* [Exercise details]: Search the data for the string "研究计划题" and gather each line it is in.
## START
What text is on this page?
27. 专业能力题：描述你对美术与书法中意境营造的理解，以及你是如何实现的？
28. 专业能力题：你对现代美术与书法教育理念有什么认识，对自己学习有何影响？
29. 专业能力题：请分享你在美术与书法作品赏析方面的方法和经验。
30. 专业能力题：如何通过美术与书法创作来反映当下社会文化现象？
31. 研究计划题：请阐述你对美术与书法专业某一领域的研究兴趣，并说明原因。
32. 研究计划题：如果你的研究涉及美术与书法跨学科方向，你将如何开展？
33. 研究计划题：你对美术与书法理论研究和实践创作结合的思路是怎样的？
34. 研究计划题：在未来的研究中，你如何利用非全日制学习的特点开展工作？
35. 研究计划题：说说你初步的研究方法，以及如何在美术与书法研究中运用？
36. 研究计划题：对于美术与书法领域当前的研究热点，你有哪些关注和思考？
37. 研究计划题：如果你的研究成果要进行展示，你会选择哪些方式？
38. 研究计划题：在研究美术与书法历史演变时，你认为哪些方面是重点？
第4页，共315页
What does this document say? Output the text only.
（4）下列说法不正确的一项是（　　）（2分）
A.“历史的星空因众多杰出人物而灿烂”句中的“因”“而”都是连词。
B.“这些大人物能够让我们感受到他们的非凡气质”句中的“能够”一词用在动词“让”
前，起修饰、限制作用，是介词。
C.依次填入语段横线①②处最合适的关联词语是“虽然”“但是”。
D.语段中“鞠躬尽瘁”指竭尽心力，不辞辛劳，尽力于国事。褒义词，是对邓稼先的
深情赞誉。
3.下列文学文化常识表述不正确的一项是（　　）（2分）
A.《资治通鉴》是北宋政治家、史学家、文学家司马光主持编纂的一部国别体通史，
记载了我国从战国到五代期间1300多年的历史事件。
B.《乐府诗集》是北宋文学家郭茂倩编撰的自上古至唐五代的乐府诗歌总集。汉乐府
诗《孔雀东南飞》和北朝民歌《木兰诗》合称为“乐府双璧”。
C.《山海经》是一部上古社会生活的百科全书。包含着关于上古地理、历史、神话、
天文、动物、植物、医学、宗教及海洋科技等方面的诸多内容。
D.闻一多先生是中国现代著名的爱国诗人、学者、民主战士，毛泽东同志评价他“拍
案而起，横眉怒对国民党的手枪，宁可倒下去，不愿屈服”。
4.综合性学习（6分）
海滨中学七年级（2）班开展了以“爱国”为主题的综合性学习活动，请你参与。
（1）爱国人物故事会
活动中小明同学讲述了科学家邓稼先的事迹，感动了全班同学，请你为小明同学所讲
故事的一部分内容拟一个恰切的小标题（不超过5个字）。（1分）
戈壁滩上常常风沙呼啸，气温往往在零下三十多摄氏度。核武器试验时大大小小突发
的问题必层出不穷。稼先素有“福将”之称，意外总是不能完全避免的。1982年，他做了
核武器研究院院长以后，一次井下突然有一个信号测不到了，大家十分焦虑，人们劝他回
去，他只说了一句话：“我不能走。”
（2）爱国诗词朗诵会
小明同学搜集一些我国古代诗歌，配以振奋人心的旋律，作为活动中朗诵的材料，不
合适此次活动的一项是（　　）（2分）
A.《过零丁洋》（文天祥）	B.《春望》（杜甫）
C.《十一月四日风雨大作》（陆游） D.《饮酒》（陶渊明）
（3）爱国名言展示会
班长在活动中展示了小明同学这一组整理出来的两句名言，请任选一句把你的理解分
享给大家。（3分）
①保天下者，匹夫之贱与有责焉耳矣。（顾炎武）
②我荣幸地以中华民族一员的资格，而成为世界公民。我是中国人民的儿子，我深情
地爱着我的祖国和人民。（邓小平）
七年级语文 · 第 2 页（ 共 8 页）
## END
* [Solution to this problem]:
31. 研究计划题：请阐述你对美术与书法专业某一领域的研究兴趣，并说明原因。
32. 研究计划题：如果你的研究涉及美术与书法跨学科方向，你将如何开展？
33. 研究计划题：你对美术与书法理论研究和实践创作结合的思路是怎样的？
34. 研究计划题：在未来的研究中，你如何利用非全日制学习的特点开展工作？
35. 研究计划题：说说你初步的研究方法，以及如何在美术与书法研究中运用？
36. 研究计划题：对于美术与书法领域当前的研究热点，你有哪些关注和思考？
37. 研究计划题：如果你的研究成果要进行展示，你会选择哪些方式？
38. 研究计划题：在研究美术与书法历史演变时，你认为哪些方面是重点？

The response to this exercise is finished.